**ENTRIES PROVIDED:**
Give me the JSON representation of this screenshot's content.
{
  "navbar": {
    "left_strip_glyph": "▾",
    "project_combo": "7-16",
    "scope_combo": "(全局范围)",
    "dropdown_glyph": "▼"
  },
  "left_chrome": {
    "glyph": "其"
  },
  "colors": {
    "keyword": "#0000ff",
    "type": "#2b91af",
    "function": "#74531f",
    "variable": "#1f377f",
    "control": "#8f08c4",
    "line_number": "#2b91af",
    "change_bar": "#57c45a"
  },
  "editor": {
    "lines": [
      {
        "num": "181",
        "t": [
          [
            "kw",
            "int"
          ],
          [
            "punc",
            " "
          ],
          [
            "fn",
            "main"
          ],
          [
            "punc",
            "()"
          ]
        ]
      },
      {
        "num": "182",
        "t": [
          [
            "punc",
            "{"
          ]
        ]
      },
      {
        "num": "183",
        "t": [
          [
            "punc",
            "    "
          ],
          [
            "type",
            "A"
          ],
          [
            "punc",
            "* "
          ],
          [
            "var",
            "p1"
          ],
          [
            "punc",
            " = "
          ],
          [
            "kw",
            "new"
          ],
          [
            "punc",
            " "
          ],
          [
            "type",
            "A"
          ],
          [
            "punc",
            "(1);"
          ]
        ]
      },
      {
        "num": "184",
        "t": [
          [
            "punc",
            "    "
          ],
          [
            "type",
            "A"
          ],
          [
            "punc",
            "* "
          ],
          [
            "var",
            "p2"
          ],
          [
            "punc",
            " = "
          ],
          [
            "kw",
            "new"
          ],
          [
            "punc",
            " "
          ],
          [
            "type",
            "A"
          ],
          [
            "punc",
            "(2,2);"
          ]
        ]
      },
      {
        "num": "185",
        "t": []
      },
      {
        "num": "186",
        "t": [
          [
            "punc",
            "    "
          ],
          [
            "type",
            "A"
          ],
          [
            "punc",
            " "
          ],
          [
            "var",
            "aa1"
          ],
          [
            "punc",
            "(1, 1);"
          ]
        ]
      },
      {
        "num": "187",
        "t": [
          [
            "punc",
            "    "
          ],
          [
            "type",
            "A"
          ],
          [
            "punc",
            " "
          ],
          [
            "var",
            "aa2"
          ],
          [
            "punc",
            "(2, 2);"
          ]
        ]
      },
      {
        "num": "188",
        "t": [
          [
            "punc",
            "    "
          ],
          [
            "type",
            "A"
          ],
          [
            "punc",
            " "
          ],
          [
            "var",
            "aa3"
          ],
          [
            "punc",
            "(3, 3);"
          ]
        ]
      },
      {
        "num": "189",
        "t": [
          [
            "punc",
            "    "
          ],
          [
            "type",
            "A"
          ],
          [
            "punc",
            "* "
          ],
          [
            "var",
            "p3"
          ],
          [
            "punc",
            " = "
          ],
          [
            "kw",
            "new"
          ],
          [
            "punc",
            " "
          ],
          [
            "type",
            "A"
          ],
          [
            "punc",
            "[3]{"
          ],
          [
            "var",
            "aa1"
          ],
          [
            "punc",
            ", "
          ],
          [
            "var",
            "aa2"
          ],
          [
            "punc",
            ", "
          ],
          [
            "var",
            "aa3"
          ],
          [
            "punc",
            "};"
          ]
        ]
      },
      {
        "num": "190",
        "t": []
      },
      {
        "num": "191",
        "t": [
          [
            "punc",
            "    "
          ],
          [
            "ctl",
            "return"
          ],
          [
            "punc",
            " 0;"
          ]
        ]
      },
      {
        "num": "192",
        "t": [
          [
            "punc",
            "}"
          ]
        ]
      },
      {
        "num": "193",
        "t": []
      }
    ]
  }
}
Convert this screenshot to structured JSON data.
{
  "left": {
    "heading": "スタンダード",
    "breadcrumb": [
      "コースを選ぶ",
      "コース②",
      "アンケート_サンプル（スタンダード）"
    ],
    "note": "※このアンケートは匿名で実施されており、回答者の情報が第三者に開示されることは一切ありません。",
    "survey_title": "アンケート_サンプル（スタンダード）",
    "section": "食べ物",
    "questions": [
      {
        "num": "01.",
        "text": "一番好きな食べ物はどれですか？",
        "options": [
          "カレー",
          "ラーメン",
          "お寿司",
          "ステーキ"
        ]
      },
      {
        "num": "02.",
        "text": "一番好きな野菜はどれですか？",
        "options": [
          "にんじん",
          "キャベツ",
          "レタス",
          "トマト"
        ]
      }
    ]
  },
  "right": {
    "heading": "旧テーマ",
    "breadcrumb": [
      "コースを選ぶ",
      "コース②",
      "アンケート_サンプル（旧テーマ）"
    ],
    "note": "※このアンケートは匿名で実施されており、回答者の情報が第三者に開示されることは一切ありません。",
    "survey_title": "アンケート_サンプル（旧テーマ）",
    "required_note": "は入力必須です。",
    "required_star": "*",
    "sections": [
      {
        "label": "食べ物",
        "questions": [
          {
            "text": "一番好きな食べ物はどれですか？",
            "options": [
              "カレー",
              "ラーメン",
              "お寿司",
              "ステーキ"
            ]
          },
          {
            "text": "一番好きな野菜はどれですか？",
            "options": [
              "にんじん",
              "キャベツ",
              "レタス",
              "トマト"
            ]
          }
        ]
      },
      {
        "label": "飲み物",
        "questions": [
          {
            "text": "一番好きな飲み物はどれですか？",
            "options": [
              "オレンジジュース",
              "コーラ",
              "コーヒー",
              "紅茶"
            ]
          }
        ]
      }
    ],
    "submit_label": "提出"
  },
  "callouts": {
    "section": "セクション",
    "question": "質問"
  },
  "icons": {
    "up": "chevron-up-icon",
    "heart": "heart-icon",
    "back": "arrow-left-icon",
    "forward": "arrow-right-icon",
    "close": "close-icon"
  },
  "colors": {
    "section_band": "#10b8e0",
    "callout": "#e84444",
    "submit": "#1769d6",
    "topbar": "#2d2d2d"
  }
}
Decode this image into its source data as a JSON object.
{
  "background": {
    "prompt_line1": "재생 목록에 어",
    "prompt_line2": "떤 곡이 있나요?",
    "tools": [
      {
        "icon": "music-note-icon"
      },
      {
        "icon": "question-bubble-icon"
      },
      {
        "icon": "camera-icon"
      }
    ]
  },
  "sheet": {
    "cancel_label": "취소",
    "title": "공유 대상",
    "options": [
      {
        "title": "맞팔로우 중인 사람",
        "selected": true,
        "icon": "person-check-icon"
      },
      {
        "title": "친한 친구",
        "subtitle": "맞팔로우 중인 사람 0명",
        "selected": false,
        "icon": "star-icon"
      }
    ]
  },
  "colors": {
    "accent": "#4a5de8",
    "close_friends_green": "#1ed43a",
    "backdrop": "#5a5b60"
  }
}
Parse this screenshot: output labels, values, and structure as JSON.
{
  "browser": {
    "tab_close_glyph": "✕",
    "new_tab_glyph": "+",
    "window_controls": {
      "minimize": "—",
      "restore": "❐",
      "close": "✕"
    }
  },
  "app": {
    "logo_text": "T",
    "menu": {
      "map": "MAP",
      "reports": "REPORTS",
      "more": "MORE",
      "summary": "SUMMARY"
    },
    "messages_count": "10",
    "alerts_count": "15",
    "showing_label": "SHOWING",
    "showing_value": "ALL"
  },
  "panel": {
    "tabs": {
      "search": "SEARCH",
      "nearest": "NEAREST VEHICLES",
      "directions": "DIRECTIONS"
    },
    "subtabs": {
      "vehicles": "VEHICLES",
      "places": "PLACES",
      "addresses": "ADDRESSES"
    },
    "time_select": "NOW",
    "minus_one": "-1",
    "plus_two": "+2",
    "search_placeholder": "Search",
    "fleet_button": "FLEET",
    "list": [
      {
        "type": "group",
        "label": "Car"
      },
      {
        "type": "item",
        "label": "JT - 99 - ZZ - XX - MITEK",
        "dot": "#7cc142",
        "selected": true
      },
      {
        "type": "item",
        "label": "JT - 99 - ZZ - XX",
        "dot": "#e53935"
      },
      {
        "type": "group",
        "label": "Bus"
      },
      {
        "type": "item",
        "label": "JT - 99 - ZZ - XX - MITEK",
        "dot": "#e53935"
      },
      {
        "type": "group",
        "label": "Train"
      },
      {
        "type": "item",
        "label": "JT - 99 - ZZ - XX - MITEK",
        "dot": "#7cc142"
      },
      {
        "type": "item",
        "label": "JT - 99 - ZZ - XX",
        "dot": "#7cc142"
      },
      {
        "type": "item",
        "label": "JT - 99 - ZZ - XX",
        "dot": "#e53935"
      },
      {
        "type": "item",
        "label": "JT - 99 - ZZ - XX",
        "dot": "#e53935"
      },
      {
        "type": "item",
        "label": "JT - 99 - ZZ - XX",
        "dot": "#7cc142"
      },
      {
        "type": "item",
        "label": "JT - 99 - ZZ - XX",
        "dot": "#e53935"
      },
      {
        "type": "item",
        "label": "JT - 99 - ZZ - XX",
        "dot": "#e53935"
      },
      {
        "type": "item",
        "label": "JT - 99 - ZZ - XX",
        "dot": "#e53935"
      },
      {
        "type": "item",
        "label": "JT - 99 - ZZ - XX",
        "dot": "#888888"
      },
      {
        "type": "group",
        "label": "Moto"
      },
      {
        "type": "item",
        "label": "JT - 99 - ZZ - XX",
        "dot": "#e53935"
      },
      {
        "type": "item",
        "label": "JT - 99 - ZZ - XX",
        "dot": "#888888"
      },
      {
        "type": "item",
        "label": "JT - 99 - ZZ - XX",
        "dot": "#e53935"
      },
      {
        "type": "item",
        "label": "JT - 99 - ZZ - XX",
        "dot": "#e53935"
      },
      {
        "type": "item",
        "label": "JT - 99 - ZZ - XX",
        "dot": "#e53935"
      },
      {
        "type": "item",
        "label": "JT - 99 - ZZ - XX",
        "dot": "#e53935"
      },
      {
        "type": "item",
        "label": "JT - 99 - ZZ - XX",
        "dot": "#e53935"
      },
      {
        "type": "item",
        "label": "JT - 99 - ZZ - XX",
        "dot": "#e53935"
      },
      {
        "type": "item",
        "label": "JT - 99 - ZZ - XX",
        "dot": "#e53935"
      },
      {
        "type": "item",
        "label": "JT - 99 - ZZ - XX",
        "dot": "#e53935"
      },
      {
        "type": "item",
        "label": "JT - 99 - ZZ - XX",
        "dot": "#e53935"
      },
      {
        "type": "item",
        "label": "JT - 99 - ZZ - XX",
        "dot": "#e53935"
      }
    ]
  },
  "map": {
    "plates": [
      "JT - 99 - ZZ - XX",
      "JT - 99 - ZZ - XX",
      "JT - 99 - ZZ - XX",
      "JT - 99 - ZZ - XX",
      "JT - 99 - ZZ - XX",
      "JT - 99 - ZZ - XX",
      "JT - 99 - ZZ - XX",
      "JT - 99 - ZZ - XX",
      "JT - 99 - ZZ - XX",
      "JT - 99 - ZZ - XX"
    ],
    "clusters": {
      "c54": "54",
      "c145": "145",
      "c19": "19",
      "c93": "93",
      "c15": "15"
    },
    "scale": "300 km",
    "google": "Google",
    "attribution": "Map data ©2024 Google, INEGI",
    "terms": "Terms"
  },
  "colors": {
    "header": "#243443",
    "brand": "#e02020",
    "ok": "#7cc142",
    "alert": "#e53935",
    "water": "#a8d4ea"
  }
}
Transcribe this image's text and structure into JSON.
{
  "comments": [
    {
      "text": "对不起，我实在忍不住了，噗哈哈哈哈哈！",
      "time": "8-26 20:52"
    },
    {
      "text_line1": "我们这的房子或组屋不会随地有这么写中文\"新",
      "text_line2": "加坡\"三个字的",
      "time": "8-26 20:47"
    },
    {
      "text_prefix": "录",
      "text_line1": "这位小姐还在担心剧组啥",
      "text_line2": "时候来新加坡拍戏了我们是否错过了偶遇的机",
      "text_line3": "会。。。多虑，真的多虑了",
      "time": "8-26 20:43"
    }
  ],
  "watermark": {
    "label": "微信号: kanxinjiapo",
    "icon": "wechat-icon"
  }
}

**EXERCISE GOAL:**
Starting from the line containing "Transcribe this image's" and ending with the final line of the data, reproduce each line exactly as it appears, including no other lines.

**EXERCISE OUTPUT:**
Transcribe this image's text and structure into JSON.
{
  "comments": [
    {
      "text": "对不起，我实在忍不住了，噗哈哈哈哈哈！",
      "time": "8-26 20:52"
    },
    {
      "text_line1": "我们这的房子或组屋不会随地有这么写中文\"新",
      "text_line2": "加坡\"三个字的",
      "time": "8-26 20:47"
    },
    {
      "text_prefix": "录",
      "text_line1": "这位小姐还在担心剧组啥",
      "text_line2": "时候来新加坡拍戏了我们是否错过了偶遇的机",
      "text_line3": "会。。。多虑，真的多虑了",
      "time": "8-26 20:43"
    }
  ],
  "watermark": {
    "label": "微信号: kanxinjiapo",
    "icon": "wechat-icon"
  }
}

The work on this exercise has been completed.